Give every entry again, word for word.

Items listed in a dataset
******

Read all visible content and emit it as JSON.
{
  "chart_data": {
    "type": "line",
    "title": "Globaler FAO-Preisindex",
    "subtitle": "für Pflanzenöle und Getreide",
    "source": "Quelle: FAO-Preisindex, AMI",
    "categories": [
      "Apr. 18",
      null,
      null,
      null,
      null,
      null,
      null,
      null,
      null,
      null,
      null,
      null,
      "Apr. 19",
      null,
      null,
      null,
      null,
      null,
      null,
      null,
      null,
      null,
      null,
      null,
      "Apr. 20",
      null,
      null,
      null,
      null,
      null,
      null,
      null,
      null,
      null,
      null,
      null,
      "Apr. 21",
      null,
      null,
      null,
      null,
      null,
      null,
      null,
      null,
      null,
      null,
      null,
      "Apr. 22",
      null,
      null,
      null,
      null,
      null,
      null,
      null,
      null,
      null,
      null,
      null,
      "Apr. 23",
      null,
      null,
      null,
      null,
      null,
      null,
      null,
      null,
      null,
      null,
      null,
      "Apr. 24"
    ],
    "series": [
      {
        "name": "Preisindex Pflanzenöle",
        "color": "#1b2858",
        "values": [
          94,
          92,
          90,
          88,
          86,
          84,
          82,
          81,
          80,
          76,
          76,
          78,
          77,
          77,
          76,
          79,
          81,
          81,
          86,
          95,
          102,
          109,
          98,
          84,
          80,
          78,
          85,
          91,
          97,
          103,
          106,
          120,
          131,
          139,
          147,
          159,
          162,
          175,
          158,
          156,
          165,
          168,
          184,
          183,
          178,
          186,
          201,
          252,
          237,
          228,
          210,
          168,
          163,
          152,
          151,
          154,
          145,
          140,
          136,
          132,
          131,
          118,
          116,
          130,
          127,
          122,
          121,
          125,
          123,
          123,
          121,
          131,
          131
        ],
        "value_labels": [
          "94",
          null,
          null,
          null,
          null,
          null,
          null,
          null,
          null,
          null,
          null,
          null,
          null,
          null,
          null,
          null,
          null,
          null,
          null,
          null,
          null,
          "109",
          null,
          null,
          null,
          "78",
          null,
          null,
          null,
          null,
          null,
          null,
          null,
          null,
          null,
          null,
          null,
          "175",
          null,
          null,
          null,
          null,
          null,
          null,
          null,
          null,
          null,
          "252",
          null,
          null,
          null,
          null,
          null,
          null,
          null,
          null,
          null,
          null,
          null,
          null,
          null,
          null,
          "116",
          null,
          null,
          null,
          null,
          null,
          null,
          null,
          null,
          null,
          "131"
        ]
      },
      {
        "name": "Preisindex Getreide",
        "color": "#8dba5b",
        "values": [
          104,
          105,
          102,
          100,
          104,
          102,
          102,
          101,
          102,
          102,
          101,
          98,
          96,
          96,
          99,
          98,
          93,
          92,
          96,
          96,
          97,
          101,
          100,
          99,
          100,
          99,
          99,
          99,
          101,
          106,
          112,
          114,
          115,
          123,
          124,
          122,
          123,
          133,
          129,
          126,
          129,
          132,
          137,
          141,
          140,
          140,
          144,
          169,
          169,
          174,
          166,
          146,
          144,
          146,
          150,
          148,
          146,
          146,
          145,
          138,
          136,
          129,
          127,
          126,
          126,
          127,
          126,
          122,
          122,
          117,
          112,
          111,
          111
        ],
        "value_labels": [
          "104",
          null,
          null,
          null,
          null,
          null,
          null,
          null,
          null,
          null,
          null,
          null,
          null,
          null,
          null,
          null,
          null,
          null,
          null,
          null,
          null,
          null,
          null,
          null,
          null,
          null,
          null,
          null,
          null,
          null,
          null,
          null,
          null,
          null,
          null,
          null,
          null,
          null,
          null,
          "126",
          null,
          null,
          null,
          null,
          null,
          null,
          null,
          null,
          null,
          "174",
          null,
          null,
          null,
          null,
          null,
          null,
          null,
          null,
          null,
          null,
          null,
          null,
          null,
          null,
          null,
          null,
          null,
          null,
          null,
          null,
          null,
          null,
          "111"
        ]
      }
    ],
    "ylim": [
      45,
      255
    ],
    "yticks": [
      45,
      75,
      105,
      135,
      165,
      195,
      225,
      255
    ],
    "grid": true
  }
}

******

■ **Task response**
Read all visible content and emit it as JSON.
{
  "chart_data": {
    "type": "line",
    "title": "Globaler FAO-Preisindex",
    "subtitle": "für Pflanzenöle und Getreide",
    "source": "Quelle: FAO-Preisindex, AMI",
    "categories": [
      "Apr. 18",
      null,
      null,
      null,
      null,
      null,
      null,
      null,
      null,
      null,
      null,
      null,
      "Apr. 19",
      null,
      null,
      null,
      null,
      null,
      null,
      null,
      null,
      null,
      null,
      null,
      "Apr. 20",
      null,
      null,
      null,
      null,
      null,
      null,
      null,
      null,
      null,
      null,
      null,
      "Apr. 21",
      null,
      null,
      null,
      null,
      null,
      null,
      null,
      null,
      null,
      null,
      null,
      "Apr. 22",
      null,
      null,
      null,
      null,
      null,
      null,
      null,
      null,
      null,
      null,
      null,
      "Apr. 23",
      null,
      null,
      null,
      null,
      null,
      null,
      null,
      null,
      null,
      null,
      null,
      "Apr. 24"
    ],
    "series": [
      {
        "name": "Preisindex Pflanzenöle",
        "color": "#1b2858",
        "values": [
          94,
          92,
          90,
          88,
          86,
          84,
          82,
          81,
          80,
          76,
          76,
          78,
          77,
          77,
          76,
          79,
          81,
          81,
          86,
          95,
          102,
          109,
          98,
          84,
          80,
          78,
          85,
          91,
          97,
          103,
          106,
          120,
          131,
          139,
          147,
          159,
          162,
          175,
          158,
          156,
          165,
          168,
          184,
          183,
          178,
          186,
          201,
          252,
          237,
          228,
          210,
          168,
          163,
          152,
          151,
          154,
          145,
          140,
          136,
          132,
          131,
          118,
          116,
          130,
          127,
          122,
          121,
          125,
          123,
          123,
          121,
          131,
          131
        ],
        "value_labels": [
          "94",
          null,
          null,
          null,
          null,
          null,
          null,
          null,
          null,
          null,
          null,
          null,
          null,
          null,
          null,
          null,
          null,
          null,
          null,
          null,
          null,
          "109",
          null,
          null,
          null,
          "78",
          null,
          null,
          null,
          null,
          null,
          null,
          null,
          null,
          null,
          null,
          null,
          "175",
          null,
          null,
          null,
          null,
          null,
          null,
          null,
          null,
          null,
          "252",
          null,
          null,
          null,
          null,
          null,
          null,
          null,
          null,
          null,
          null,
          null,
          null,
          null,
          null,
          "116",
          null,
          null,
          null,
          null,
          null,
          null,
          null,
          null,
          null,
          "131"
        ]
      },
      {
        "name": "Preisindex Getreide",
        "color": "#8dba5b",
        "values": [
          104,
          105,
          102,
          100,
          104,
          102,
          102,
          101,
          102,
          102,
          101,
          98,
          96,
          96,
          99,
          98,
          93,
          92,
          96,
          96,
          97,
          101,
          100,
          99,
          100,
          99,
          99,
          99,
          101,
          106,
          112,
          114,
          115,
          123,
          124,
          122,
          123,
          133,
          129,
          126,
          129,
          132,
          137,
          141,
          140,
          140,
          144,
          169,
          169,
          174,
          166,
          146,
          144,
          146,
          150,
          148,
          146,
          146,
          145,
          138,
          136,
          129,
          127,
          126,
          126,
          127,
          126,
          122,
          122,
          117,
          112,
          111,
          111
        ],
        "value_labels": [
          "104",
          null,
          null,
          null,
          null,
          null,
          null,
          null,
          null,
          null,
          null,
          null,
          null,
          null,
          null,
          null,
          null,
          null,
          null,
          null,
          null,
          null,
          null,
          null,
          null,
          null,
          null,
          null,
          null,
          null,
          null,
          null,
          null,
          null,
          null,
          null,
          null,
          null,
          null,
          "126",
          null,
          null,
          null,
          null,
          null,
          null,
          null,
          null,
          null,
          "174",
          null,
          null,
          null,
          null,
          null,
          null,
          null,
          null,
          null,
          null,
          null,
          null,
          null,
          null,
          null,
          null,
          null,
          null,
          null,
          null,
          null,
          null,
          "111"
        ]
      }
    ],
    "ylim": [
      45,
      255
    ],
    "yticks": [
      45,
      75,
      105,
      135,
      165,
      195,
      225,
      255
    ],
    "grid": true
  }
}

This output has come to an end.